* DO THIS: Retype all the entries word for word, but omit the pictures.
━━━━━ EXTRACTED ENTRIES
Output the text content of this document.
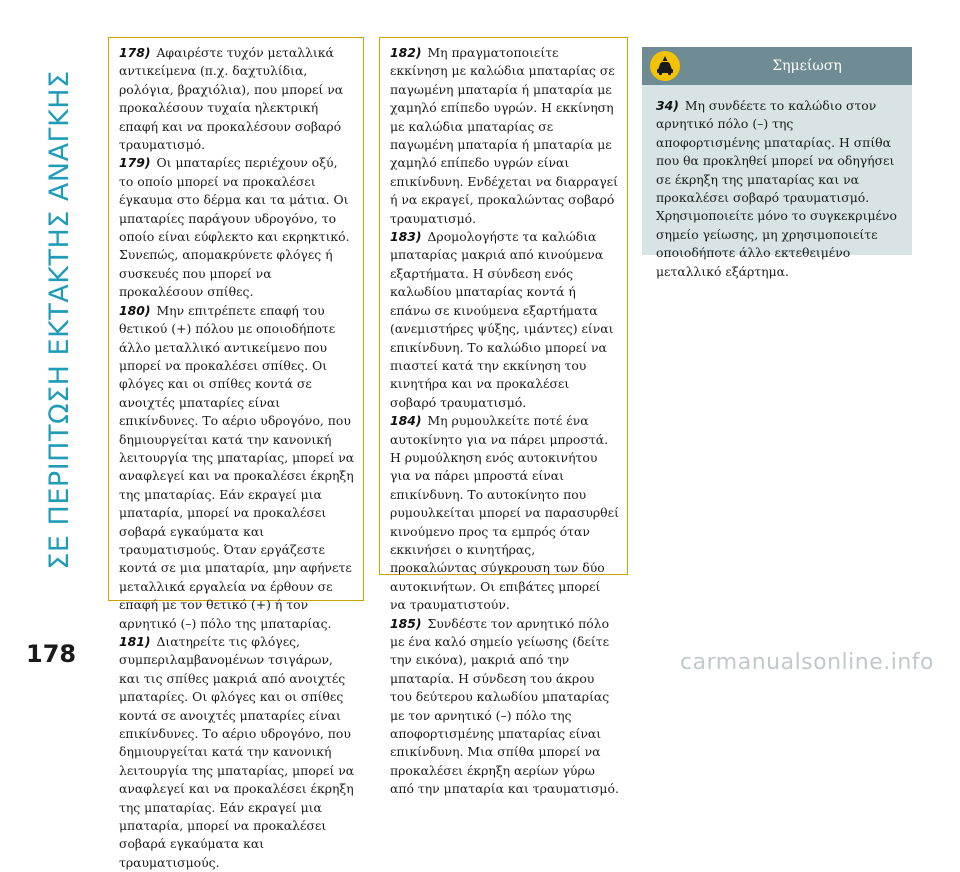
ΣΕ ΠΕΡΙΠΤΩΣΗ ΕΚΤΑΚΤΗΣ ΑΝΑΓΚΗΣ

178) Αφαιρέστε τυχόν μεταλλικά αντικείμενα (π.χ. δαχτυλίδια, ρολόγια, βραχιόλια), που μπορεί να προκαλέσουν τυχαία ηλεκτρική επαφή και να προκαλέσουν σοβαρό τραυματισμό.

179) Οι μπαταρίες περιέχουν οξύ, το οποίο μπορεί να προκαλέσει έγκαυμα στο δέρμα και τα μάτια. Οι μπαταρίες παράγουν υδρογόνο, το οποίο είναι εύφλεκτο και εκρηκτικό. Συνεπώς, απομακρύνετε φλόγες ή συσκευές που μπορεί να προκαλέσουν σπίθες.

180) Μην επιτρέπετε επαφή του θετικού (+) πόλου με οποιοδήποτε άλλο μεταλλικό αντικείμενο που μπορεί να προκαλέσει σπίθες. Οι φλόγες και οι σπίθες κοντά σε ανοιχτές μπαταρίες είναι επικίνδυνες. Το αέριο υδρογόνο, που δημιουργείται κατά την κανονική λειτουργία της μπαταρίας, μπορεί να αναφλεγεί και να προκαλέσει έκρηξη της μπαταρίας. Εάν εκραγεί μια μπαταρία, μπορεί να προκαλέσει σοβαρά εγκαύματα και τραυματισμούς. Όταν εργάζεστε κοντά σε μια μπαταρία, μην αφήνετε μεταλλικά εργαλεία να έρθουν σε επαφή με τον θετικό (+) ή τον αρνητικό (–) πόλο της μπαταρίας.

181) Διατηρείτε τις φλόγες, συμπεριλαμβανομένων τσιγάρων, και τις σπίθες μακριά από ανοιχτές μπαταρίες. Οι φλόγες και οι σπίθες κοντά σε ανοιχτές μπαταρίες είναι επικίνδυνες. Το αέριο υδρογόνο, που δημιουργείται κατά την κανονική λειτουργία της μπαταρίας, μπορεί να αναφλεγεί και να προκαλέσει έκρηξη της μπαταρίας. Εάν εκραγεί μια μπαταρία, μπορεί να προκαλέσει σοβαρά εγκαύματα και τραυματισμούς.

182) Μη πραγματοποιείτε εκκίνηση με καλώδια μπαταρίας σε παγωμένη μπαταρία ή μπαταρία με χαμηλό επίπεδο υγρών. Η εκκίνηση με καλώδια μπαταρίας σε παγωμένη μπαταρία ή μπαταρία με χαμηλό επίπεδο υγρών είναι επικίνδυνη. Ενδέχεται να διαρραγεί ή να εκραγεί, προκαλώντας σοβαρό τραυματισμό.

183) Δρομολογήστε τα καλώδια μπαταρίας μακριά από κινούμενα εξαρτήματα. Η σύνδεση ενός καλωδίου μπαταρίας κοντά ή επάνω σε κινούμενα εξαρτήματα (ανεμιστήρες ψύξης, ιμάντες) είναι επικίνδυνη. Το καλώδιο μπορεί να πιαστεί κατά την εκκίνηση του κινητήρα και να προκαλέσει σοβαρό τραυματισμό.

184) Μη ρυμουλκείτε ποτέ ένα αυτοκίνητο για να πάρει μπροστά. Η ρυμούλκηση ενός αυτοκινήτου για να πάρει μπροστά είναι επικίνδυνη. Το αυτοκίνητο που ρυμουλκείται μπορεί να παρασυρθεί κινούμενο προς τα εμπρός όταν εκκινήσει ο κινητήρας, προκαλώντας σύγκρουση των δύο αυτοκινήτων. Οι επιβάτες μπορεί να τραυματιστούν.

185) Συνδέστε τον αρνητικό πόλο με ένα καλό σημείο γείωσης (δείτε την εικόνα), μακριά από την μπαταρία. Η σύνδεση του άκρου του δεύτερου καλωδίου μπαταρίας με τον αρνητικό (–) πόλο της αποφορτισμένης μπαταρίας είναι επικίνδυνη. Μια σπίθα μπορεί να προκαλέσει έκρηξη αερίων γύρω από την μπαταρία και τραυματισμό.

Σημείωση

34) Μη συνδέετε το καλώδιο στον αρνητικό πόλο (–) της αποφορτισμένης μπαταρίας. Η σπίθα που θα προκληθεί μπορεί να οδηγήσει σε έκρηξη της μπαταρίας και να προκαλέσει σοβαρό τραυματισμό. Χρησιμοποιείτε μόνο το συγκεκριμένο σημείο γείωσης, μη χρησιμοποιείτε οποιοδήποτε άλλο εκτεθειμένο μεταλλικό εξάρτημα.

178	carmanualsonline.info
━━━━━━━━━━
* RESULT FOR THIS EXERCISE:
Output the text content of this document.
ΣΕ ΠΕΡΙΠΤΩΣΗ ΕΚΤΑΚΤΗΣ ΑΝΑΓΚΗΣ

178) Αφαιρέστε τυχόν μεταλλικά αντικείμενα (π.χ. δαχτυλίδια, ρολόγια, βραχιόλια), που μπορεί να προκαλέσουν τυχαία ηλεκτρική επαφή και να προκαλέσουν σοβαρό τραυματισμό.

179) Οι μπαταρίες περιέχουν οξύ, το οποίο μπορεί να προκαλέσει έγκαυμα στο δέρμα και τα μάτια. Οι μπαταρίες παράγουν υδρογόνο, το οποίο είναι εύφλεκτο και εκρηκτικό. Συνεπώς, απομακρύνετε φλόγες ή συσκευές που μπορεί να προκαλέσουν σπίθες.

180) Μην επιτρέπετε επαφή του θετικού (+) πόλου με οποιοδήποτε άλλο μεταλλικό αντικείμενο που μπορεί να προκαλέσει σπίθες. Οι φλόγες και οι σπίθες κοντά σε ανοιχτές μπαταρίες είναι επικίνδυνες. Το αέριο υδρογόνο, που δημιουργείται κατά την κανονική λειτουργία της μπαταρίας, μπορεί να αναφλεγεί και να προκαλέσει έκρηξη της μπαταρίας. Εάν εκραγεί μια μπαταρία, μπορεί να προκαλέσει σοβαρά εγκαύματα και τραυματισμούς. Όταν εργάζεστε κοντά σε μια μπαταρία, μην αφήνετε μεταλλικά εργαλεία να έρθουν σε επαφή με τον θετικό (+) ή τον αρνητικό (–) πόλο της μπαταρίας.

181) Διατηρείτε τις φλόγες, συμπεριλαμβανομένων τσιγάρων, και τις σπίθες μακριά από ανοιχτές μπαταρίες. Οι φλόγες και οι σπίθες κοντά σε ανοιχτές μπαταρίες είναι επικίνδυνες. Το αέριο υδρογόνο, που δημιουργείται κατά την κανονική λειτουργία της μπαταρίας, μπορεί να αναφλεγεί και να προκαλέσει έκρηξη της μπαταρίας. Εάν εκραγεί μια μπαταρία, μπορεί να προκαλέσει σοβαρά εγκαύματα και τραυματισμούς.

182) Μη πραγματοποιείτε εκκίνηση με καλώδια μπαταρίας σε παγωμένη μπαταρία ή μπαταρία με χαμηλό επίπεδο υγρών. Η εκκίνηση με καλώδια μπαταρίας σε παγωμένη μπαταρία ή μπαταρία με χαμηλό επίπεδο υγρών είναι επικίνδυνη. Ενδέχεται να διαρραγεί ή να εκραγεί, προκαλώντας σοβαρό τραυματισμό.

183) Δρομολογήστε τα καλώδια μπαταρίας μακριά από κινούμενα εξαρτήματα. Η σύνδεση ενός καλωδίου μπαταρίας κοντά ή επάνω σε κινούμενα εξαρτήματα (ανεμιστήρες ψύξης, ιμάντες) είναι επικίνδυνη. Το καλώδιο μπορεί να πιαστεί κατά την εκκίνηση του κινητήρα και να προκαλέσει σοβαρό τραυματισμό.

184) Μη ρυμουλκείτε ποτέ ένα αυτοκίνητο για να πάρει μπροστά. Η ρυμούλκηση ενός αυτοκινήτου για να πάρει μπροστά είναι επικίνδυνη. Το αυτοκίνητο που ρυμουλκείται μπορεί να παρασυρθεί κινούμενο προς τα εμπρός όταν εκκινήσει ο κινητήρας, προκαλώντας σύγκρουση των δύο αυτοκινήτων. Οι επιβάτες μπορεί να τραυματιστούν.

185) Συνδέστε τον αρνητικό πόλο με ένα καλό σημείο γείωσης (δείτε την εικόνα), μακριά από την μπαταρία. Η σύνδεση του άκρου του δεύτερου καλωδίου μπαταρίας με τον αρνητικό (–) πόλο της αποφορτισμένης μπαταρίας είναι επικίνδυνη. Μια σπίθα μπορεί να προκαλέσει έκρηξη αερίων γύρω από την μπαταρία και τραυματισμό.

Σημείωση

34) Μη συνδέετε το καλώδιο στον αρνητικό πόλο (–) της αποφορτισμένης μπαταρίας. Η σπίθα που θα προκληθεί μπορεί να οδηγήσει σε έκρηξη της μπαταρίας και να προκαλέσει σοβαρό τραυματισμό. Χρησιμοποιείτε μόνο το συγκεκριμένο σημείο γείωσης, μη χρησιμοποιείτε οποιοδήποτε άλλο εκτεθειμένο μεταλλικό εξάρτημα.

178	carmanualsonline.info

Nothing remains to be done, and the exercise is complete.